• **THE EXERCISE**
Write out the records again, exactly, leaving none out.

• **DATASET ROWS**
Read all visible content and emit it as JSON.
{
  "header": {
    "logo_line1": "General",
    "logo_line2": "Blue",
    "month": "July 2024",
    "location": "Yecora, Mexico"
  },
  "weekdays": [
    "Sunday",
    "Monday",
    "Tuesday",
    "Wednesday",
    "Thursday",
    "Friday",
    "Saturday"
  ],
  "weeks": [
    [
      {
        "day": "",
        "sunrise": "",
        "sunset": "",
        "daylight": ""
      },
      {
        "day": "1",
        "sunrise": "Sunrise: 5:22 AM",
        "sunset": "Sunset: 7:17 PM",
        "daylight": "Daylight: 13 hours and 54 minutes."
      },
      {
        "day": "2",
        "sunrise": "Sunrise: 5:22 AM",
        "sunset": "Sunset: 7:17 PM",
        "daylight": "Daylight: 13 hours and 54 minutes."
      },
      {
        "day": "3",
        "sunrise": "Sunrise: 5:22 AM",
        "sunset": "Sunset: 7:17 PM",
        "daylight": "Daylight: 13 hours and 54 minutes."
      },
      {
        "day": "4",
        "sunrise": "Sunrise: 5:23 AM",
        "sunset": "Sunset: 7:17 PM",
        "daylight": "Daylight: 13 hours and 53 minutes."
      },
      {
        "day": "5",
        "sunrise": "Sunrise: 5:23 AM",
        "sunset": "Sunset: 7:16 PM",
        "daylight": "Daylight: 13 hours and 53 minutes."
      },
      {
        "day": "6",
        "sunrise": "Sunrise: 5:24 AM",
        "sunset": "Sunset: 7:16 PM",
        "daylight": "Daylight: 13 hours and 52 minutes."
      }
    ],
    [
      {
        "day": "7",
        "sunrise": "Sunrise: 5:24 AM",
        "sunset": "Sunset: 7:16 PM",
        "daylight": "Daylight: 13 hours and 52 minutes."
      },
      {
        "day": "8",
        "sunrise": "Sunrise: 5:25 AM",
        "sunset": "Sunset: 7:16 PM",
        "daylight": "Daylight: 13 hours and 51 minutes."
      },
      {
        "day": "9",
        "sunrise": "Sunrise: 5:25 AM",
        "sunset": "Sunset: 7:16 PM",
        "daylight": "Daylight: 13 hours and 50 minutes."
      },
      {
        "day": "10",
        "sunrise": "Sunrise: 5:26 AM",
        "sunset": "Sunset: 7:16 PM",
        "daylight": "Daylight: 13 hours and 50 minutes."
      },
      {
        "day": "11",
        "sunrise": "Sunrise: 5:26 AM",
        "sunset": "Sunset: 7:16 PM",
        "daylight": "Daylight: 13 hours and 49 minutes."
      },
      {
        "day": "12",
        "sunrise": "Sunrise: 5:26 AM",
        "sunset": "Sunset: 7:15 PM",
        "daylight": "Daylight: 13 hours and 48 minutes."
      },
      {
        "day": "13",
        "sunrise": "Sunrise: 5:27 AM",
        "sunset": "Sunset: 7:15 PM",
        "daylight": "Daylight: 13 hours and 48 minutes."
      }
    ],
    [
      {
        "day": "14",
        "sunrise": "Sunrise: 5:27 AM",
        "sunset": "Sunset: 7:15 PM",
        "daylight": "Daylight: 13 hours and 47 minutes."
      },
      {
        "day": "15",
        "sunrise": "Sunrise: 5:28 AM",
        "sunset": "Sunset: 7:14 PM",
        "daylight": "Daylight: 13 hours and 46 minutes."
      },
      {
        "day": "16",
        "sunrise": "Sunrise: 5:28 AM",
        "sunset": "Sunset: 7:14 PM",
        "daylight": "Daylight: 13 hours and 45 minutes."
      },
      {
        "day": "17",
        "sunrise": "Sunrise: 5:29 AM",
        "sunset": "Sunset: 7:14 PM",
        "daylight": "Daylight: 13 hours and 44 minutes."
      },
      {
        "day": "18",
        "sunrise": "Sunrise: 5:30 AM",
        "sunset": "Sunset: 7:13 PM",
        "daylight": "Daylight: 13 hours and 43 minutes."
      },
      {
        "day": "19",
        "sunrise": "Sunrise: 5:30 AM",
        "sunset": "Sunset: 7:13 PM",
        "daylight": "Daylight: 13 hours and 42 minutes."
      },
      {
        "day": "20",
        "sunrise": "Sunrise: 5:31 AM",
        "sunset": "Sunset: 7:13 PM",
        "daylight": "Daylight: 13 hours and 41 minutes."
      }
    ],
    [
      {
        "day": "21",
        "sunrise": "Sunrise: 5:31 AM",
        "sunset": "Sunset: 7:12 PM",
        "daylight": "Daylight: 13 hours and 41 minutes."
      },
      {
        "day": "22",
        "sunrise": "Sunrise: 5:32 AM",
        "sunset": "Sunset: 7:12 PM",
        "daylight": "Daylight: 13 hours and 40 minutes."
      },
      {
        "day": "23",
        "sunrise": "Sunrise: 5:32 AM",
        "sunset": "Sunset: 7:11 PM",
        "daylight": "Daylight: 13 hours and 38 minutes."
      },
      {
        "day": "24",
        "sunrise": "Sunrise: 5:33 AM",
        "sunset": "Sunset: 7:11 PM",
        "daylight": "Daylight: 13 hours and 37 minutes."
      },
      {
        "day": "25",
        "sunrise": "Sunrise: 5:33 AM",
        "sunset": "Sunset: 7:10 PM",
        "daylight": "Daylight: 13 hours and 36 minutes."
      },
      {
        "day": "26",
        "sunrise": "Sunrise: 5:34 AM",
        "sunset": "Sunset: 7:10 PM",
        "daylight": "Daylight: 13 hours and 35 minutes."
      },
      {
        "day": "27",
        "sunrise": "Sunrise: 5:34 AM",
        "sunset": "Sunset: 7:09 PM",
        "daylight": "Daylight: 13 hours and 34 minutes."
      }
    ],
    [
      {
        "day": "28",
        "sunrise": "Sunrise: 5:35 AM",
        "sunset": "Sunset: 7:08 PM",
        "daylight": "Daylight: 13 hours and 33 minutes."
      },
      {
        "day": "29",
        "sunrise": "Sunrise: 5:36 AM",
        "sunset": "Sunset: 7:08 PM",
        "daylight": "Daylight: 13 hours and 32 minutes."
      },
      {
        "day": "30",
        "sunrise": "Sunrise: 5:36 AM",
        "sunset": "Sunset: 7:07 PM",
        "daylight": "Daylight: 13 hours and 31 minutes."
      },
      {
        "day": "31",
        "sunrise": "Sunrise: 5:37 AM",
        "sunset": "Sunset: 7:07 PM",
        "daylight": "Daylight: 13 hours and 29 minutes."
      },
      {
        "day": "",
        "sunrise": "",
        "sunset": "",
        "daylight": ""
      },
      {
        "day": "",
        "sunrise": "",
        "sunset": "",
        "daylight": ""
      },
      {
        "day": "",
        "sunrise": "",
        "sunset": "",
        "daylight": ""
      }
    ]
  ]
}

• **SOLUTION**
Read all visible content and emit it as JSON.
{
  "header": {
    "logo_line1": "General",
    "logo_line2": "Blue",
    "month": "July 2024",
    "location": "Yecora, Mexico"
  },
  "weekdays": [
    "Sunday",
    "Monday",
    "Tuesday",
    "Wednesday",
    "Thursday",
    "Friday",
    "Saturday"
  ],
  "weeks": [
    [
      {
        "day": "",
        "sunrise": "",
        "sunset": "",
        "daylight": ""
      },
      {
        "day": "1",
        "sunrise": "Sunrise: 5:22 AM",
        "sunset": "Sunset: 7:17 PM",
        "daylight": "Daylight: 13 hours and 54 minutes."
      },
      {
        "day": "2",
        "sunrise": "Sunrise: 5:22 AM",
        "sunset": "Sunset: 7:17 PM",
        "daylight": "Daylight: 13 hours and 54 minutes."
      },
      {
        "day": "3",
        "sunrise": "Sunrise: 5:22 AM",
        "sunset": "Sunset: 7:17 PM",
        "daylight": "Daylight: 13 hours and 54 minutes."
      },
      {
        "day": "4",
        "sunrise": "Sunrise: 5:23 AM",
        "sunset": "Sunset: 7:17 PM",
        "daylight": "Daylight: 13 hours and 53 minutes."
      },
      {
        "day": "5",
        "sunrise": "Sunrise: 5:23 AM",
        "sunset": "Sunset: 7:16 PM",
        "daylight": "Daylight: 13 hours and 53 minutes."
      },
      {
        "day": "6",
        "sunrise": "Sunrise: 5:24 AM",
        "sunset": "Sunset: 7:16 PM",
        "daylight": "Daylight: 13 hours and 52 minutes."
      }
    ],
    [
      {
        "day": "7",
        "sunrise": "Sunrise: 5:24 AM",
        "sunset": "Sunset: 7:16 PM",
        "daylight": "Daylight: 13 hours and 52 minutes."
      },
      {
        "day": "8",
        "sunrise": "Sunrise: 5:25 AM",
        "sunset": "Sunset: 7:16 PM",
        "daylight": "Daylight: 13 hours and 51 minutes."
      },
      {
        "day": "9",
        "sunrise": "Sunrise: 5:25 AM",
        "sunset": "Sunset: 7:16 PM",
        "daylight": "Daylight: 13 hours and 50 minutes."
      },
      {
        "day": "10",
        "sunrise": "Sunrise: 5:26 AM",
        "sunset": "Sunset: 7:16 PM",
        "daylight": "Daylight: 13 hours and 50 minutes."
      },
      {
        "day": "11",
        "sunrise": "Sunrise: 5:26 AM",
        "sunset": "Sunset: 7:16 PM",
        "daylight": "Daylight: 13 hours and 49 minutes."
      },
      {
        "day": "12",
        "sunrise": "Sunrise: 5:26 AM",
        "sunset": "Sunset: 7:15 PM",
        "daylight": "Daylight: 13 hours and 48 minutes."
      },
      {
        "day": "13",
        "sunrise": "Sunrise: 5:27 AM",
        "sunset": "Sunset: 7:15 PM",
        "daylight": "Daylight: 13 hours and 48 minutes."
      }
    ],
    [
      {
        "day": "14",
        "sunrise": "Sunrise: 5:27 AM",
        "sunset": "Sunset: 7:15 PM",
        "daylight": "Daylight: 13 hours and 47 minutes."
      },
      {
        "day": "15",
        "sunrise": "Sunrise: 5:28 AM",
        "sunset": "Sunset: 7:14 PM",
        "daylight": "Daylight: 13 hours and 46 minutes."
      },
      {
        "day": "16",
        "sunrise": "Sunrise: 5:28 AM",
        "sunset": "Sunset: 7:14 PM",
        "daylight": "Daylight: 13 hours and 45 minutes."
      },
      {
        "day": "17",
        "sunrise": "Sunrise: 5:29 AM",
        "sunset": "Sunset: 7:14 PM",
        "daylight": "Daylight: 13 hours and 44 minutes."
      },
      {
        "day": "18",
        "sunrise": "Sunrise: 5:30 AM",
        "sunset": "Sunset: 7:13 PM",
        "daylight": "Daylight: 13 hours and 43 minutes."
      },
      {
        "day": "19",
        "sunrise": "Sunrise: 5:30 AM",
        "sunset": "Sunset: 7:13 PM",
        "daylight": "Daylight: 13 hours and 42 minutes."
      },
      {
        "day": "20",
        "sunrise": "Sunrise: 5:31 AM",
        "sunset": "Sunset: 7:13 PM",
        "daylight": "Daylight: 13 hours and 41 minutes."
      }
    ],
    [
      {
        "day": "21",
        "sunrise": "Sunrise: 5:31 AM",
        "sunset": "Sunset: 7:12 PM",
        "daylight": "Daylight: 13 hours and 41 minutes."
      },
      {
        "day": "22",
        "sunrise": "Sunrise: 5:32 AM",
        "sunset": "Sunset: 7:12 PM",
        "daylight": "Daylight: 13 hours and 40 minutes."
      },
      {
        "day": "23",
        "sunrise": "Sunrise: 5:32 AM",
        "sunset": "Sunset: 7:11 PM",
        "daylight": "Daylight: 13 hours and 38 minutes."
      },
      {
        "day": "24",
        "sunrise": "Sunrise: 5:33 AM",
        "sunset": "Sunset: 7:11 PM",
        "daylight": "Daylight: 13 hours and 37 minutes."
      },
      {
        "day": "25",
        "sunrise": "Sunrise: 5:33 AM",
        "sunset": "Sunset: 7:10 PM",
        "daylight": "Daylight: 13 hours and 36 minutes."
      },
      {
        "day": "26",
        "sunrise": "Sunrise: 5:34 AM",
        "sunset": "Sunset: 7:10 PM",
        "daylight": "Daylight: 13 hours and 35 minutes."
      },
      {
        "day": "27",
        "sunrise": "Sunrise: 5:34 AM",
        "sunset": "Sunset: 7:09 PM",
        "daylight": "Daylight: 13 hours and 34 minutes."
      }
    ],
    [
      {
        "day": "28",
        "sunrise": "Sunrise: 5:35 AM",
        "sunset": "Sunset: 7:08 PM",
        "daylight": "Daylight: 13 hours and 33 minutes."
      },
      {
        "day": "29",
        "sunrise": "Sunrise: 5:36 AM",
        "sunset": "Sunset: 7:08 PM",
        "daylight": "Daylight: 13 hours and 32 minutes."
      },
      {
        "day": "30",
        "sunrise": "Sunrise: 5:36 AM",
        "sunset": "Sunset: 7:07 PM",
        "daylight": "Daylight: 13 hours and 31 minutes."
      },
      {
        "day": "31",
        "sunrise": "Sunrise: 5:37 AM",
        "sunset": "Sunset: 7:07 PM",
        "daylight": "Daylight: 13 hours and 29 minutes."
      },
      {
        "day": "",
        "sunrise": "",
        "sunset": "",
        "daylight": ""
      },
      {
        "day": "",
        "sunrise": "",
        "sunset": "",
        "daylight": ""
      },
      {
        "day": "",
        "sunrise": "",
        "sunset": "",
        "daylight": ""
      }
    ]
  ]
}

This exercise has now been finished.